* [Task brief]
Go through each line of the records below and count those with the word "JSON"; give only the total.

== Data listing

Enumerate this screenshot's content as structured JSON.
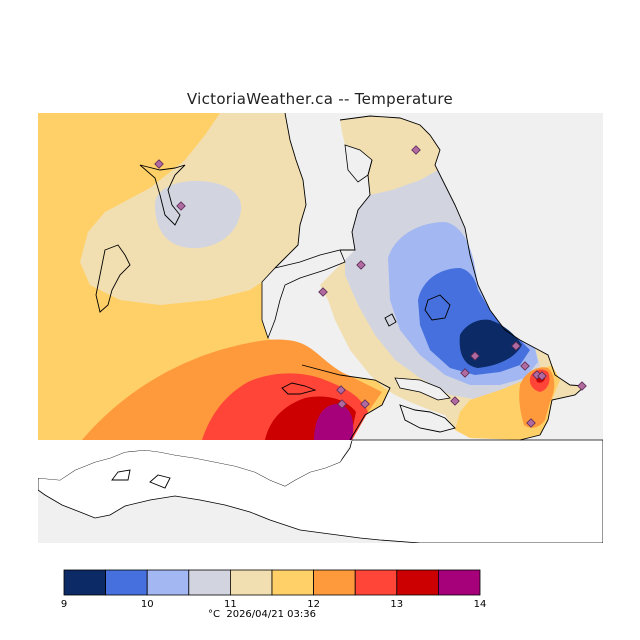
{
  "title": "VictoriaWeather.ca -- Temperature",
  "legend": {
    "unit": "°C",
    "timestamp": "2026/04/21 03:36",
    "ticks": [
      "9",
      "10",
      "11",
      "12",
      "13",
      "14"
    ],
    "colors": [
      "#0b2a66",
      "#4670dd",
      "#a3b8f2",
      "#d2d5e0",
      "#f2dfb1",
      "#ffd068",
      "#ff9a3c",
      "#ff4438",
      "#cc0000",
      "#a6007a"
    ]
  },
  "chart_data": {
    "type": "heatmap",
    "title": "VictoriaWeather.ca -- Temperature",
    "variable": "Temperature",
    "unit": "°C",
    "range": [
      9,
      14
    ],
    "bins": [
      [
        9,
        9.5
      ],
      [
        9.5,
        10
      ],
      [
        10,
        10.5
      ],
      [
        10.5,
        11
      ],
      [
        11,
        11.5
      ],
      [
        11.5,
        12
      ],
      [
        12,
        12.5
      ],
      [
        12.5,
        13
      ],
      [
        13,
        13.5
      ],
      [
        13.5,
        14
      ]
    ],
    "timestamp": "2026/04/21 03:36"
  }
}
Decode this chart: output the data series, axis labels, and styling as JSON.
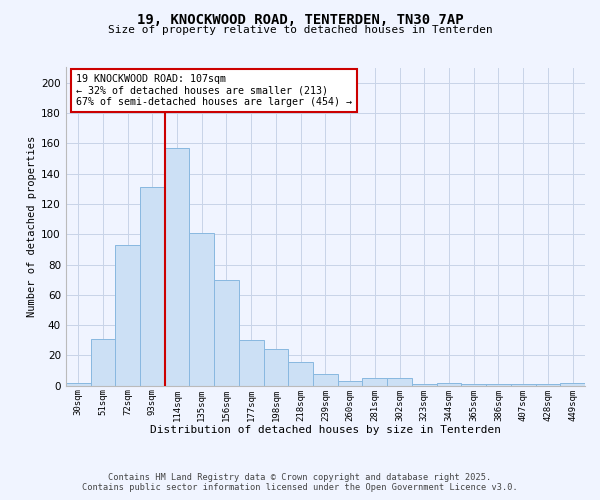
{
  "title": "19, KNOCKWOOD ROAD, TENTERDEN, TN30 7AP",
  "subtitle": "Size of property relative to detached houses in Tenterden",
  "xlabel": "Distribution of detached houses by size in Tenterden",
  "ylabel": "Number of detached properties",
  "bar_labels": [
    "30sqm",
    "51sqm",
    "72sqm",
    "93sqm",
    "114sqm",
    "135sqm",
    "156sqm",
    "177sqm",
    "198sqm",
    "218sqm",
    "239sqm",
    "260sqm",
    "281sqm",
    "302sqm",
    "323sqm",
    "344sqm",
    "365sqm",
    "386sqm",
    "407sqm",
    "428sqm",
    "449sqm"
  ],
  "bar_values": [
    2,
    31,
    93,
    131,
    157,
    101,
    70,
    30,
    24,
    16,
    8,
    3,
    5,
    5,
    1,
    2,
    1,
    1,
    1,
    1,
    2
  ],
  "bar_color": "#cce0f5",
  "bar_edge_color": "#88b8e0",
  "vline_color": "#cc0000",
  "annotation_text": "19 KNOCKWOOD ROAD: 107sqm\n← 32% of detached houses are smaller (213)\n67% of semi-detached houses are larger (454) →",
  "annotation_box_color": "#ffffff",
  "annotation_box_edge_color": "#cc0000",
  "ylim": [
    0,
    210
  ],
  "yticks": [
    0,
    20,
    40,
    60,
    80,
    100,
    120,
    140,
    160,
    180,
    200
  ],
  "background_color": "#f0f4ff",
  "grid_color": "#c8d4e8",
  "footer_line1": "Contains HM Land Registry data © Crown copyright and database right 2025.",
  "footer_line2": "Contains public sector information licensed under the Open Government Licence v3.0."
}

====

* [Result for this exercise]
2